Dataset extract:

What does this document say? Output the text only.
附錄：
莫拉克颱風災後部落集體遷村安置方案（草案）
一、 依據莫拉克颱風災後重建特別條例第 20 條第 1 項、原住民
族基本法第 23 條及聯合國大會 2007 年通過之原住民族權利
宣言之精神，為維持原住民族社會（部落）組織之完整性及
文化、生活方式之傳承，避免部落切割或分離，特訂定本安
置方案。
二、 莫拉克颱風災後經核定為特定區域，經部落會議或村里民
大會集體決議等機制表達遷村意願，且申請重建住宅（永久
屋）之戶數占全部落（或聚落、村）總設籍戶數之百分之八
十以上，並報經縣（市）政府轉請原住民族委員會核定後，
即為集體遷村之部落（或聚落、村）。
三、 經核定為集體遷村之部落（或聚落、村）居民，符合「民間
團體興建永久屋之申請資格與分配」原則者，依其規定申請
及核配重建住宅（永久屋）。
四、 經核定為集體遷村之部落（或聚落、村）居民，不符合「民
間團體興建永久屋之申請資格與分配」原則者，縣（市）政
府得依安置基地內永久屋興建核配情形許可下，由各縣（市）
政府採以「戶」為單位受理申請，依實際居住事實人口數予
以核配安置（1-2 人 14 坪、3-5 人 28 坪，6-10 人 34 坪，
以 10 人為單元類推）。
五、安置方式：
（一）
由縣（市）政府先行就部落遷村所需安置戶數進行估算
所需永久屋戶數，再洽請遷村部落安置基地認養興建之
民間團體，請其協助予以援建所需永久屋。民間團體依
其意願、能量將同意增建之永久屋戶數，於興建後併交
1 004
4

What you have to do:
Pull out every line in the material above where "經核定為集體遷村之部落" occurs.

Written answer:
三、 經核定為集體遷村之部落（或聚落、村）居民，符合「民間
四、 經核定為集體遷村之部落（或聚落、村）居民，不符合「民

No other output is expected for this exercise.